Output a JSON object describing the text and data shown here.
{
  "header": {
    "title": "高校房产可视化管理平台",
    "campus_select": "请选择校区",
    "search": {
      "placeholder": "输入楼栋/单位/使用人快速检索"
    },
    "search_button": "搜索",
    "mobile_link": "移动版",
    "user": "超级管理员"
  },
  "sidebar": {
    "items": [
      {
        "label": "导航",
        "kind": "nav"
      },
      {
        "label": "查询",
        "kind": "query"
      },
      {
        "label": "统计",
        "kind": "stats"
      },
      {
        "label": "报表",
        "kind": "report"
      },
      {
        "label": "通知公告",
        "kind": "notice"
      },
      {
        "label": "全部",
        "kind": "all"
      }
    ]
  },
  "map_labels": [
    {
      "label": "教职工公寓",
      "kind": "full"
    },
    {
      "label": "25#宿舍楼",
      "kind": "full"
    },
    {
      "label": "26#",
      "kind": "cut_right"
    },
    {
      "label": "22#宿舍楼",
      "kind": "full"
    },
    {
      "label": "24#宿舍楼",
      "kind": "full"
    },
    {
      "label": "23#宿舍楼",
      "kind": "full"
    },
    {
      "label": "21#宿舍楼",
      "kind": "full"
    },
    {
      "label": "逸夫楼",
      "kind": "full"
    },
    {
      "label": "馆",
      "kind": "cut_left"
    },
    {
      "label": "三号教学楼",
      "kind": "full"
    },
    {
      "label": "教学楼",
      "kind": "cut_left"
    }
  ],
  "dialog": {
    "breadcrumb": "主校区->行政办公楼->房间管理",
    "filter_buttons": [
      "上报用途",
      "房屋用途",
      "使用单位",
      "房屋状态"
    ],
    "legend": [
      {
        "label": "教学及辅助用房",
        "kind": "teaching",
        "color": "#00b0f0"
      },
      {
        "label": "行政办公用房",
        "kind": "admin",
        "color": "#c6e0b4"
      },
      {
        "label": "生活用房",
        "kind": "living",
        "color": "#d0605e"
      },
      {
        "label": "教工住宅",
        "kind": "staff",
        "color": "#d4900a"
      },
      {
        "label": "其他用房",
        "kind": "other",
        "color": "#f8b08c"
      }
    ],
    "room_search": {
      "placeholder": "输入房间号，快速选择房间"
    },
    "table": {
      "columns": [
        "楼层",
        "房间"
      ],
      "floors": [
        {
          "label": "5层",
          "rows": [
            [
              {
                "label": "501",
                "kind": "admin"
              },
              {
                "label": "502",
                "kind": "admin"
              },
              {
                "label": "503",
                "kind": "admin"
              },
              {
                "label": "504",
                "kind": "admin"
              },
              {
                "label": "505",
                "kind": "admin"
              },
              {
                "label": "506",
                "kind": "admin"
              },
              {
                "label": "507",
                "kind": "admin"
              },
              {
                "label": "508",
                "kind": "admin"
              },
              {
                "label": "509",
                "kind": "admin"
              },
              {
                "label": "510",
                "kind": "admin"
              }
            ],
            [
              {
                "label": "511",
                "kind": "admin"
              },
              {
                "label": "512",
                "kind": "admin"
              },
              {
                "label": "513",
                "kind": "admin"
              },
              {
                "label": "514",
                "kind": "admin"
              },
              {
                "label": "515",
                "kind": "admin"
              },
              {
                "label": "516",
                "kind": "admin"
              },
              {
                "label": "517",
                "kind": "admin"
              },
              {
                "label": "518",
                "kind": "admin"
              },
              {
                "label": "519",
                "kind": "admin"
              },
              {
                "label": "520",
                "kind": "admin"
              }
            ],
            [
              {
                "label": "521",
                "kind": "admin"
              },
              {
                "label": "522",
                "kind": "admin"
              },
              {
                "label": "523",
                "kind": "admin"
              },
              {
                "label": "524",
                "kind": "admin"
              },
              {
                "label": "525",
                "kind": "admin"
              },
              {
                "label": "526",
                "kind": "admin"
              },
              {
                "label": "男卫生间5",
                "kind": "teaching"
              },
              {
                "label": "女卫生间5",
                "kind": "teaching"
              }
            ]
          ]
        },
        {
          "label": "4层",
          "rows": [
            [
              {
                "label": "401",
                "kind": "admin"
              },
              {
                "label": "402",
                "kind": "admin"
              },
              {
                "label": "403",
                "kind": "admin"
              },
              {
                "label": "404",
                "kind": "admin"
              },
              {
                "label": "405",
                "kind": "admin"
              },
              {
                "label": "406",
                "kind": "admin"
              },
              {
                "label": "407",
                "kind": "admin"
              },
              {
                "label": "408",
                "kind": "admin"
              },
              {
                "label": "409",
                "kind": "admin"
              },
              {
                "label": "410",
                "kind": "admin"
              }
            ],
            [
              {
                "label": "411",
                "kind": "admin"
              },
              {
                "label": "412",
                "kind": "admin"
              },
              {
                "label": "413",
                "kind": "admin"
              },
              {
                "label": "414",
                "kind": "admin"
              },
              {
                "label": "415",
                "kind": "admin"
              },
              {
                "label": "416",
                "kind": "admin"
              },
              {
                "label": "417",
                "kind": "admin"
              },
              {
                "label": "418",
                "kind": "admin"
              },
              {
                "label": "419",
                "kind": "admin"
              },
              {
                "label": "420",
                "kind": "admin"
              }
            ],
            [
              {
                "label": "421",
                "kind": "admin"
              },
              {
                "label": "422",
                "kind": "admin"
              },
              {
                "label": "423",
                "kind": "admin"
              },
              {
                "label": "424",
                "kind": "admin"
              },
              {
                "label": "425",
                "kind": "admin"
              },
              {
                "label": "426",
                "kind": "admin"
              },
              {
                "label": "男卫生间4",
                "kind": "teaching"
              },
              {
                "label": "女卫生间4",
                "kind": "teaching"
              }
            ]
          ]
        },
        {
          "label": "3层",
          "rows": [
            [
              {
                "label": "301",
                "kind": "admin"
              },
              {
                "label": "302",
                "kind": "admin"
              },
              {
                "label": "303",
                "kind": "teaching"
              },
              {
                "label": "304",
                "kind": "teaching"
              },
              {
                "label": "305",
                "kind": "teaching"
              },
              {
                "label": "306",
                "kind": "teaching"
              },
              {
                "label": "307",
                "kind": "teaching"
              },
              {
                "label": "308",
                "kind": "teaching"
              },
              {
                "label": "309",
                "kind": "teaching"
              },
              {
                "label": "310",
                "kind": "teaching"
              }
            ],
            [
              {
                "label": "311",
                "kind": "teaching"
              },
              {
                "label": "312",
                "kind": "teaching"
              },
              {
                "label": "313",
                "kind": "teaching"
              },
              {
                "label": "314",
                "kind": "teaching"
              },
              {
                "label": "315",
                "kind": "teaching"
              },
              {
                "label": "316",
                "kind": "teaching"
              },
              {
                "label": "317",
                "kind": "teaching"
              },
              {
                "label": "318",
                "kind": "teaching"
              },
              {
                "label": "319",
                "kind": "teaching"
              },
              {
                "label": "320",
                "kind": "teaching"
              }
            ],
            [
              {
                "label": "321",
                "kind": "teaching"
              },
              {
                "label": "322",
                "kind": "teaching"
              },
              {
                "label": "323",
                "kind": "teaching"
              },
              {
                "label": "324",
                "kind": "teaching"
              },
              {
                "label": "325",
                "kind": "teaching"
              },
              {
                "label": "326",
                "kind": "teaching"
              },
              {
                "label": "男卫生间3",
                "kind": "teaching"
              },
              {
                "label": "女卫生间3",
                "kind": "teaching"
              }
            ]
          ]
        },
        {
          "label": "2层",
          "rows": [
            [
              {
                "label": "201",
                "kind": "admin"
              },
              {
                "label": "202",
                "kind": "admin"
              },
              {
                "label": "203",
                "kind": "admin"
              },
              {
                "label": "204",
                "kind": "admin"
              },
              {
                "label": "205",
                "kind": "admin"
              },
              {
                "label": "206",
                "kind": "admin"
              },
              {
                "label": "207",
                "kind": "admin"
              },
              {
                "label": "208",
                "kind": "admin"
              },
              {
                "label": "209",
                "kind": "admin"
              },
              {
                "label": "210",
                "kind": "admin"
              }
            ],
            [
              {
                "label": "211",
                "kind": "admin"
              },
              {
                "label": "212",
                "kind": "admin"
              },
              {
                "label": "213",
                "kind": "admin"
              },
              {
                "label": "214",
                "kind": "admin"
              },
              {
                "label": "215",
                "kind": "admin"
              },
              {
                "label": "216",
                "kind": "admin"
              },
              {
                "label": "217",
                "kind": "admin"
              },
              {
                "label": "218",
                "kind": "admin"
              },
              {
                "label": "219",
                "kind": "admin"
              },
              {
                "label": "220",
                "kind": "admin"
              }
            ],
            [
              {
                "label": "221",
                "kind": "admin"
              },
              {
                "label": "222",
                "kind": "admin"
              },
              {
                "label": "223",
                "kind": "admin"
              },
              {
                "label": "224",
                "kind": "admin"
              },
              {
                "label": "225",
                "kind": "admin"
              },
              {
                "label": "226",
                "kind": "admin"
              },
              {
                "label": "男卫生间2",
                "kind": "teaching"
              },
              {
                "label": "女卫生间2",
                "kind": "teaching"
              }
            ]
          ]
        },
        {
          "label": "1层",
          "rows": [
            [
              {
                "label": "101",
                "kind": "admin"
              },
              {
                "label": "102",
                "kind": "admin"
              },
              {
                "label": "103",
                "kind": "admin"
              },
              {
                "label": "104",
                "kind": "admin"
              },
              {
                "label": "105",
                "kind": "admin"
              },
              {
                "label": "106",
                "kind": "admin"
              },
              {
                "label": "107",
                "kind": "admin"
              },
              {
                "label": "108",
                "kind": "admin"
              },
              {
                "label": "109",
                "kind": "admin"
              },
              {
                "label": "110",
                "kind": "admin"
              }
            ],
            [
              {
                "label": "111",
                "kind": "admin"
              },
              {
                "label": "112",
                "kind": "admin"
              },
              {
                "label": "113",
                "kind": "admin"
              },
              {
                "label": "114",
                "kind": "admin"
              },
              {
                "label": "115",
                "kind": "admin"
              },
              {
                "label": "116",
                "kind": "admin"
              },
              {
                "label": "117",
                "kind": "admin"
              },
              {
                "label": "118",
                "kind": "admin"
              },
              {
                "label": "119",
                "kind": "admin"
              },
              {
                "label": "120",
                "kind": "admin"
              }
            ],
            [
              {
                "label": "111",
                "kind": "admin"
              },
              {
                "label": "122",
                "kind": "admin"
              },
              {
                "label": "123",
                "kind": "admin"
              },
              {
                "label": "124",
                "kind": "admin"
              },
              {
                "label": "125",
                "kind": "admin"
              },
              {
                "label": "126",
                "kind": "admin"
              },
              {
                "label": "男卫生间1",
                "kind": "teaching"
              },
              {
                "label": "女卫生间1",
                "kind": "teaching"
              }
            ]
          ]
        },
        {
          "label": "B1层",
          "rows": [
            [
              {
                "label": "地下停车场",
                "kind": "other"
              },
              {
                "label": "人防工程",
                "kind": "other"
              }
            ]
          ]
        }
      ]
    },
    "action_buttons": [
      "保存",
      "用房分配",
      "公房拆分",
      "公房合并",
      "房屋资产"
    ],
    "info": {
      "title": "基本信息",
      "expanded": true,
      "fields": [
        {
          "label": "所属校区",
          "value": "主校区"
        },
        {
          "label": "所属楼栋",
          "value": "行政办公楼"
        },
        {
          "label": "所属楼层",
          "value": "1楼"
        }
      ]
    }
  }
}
-----
▶ _The problem_:
Your answer should be a single number: the count of lines that contain "color".

▶ _Task answer_:
5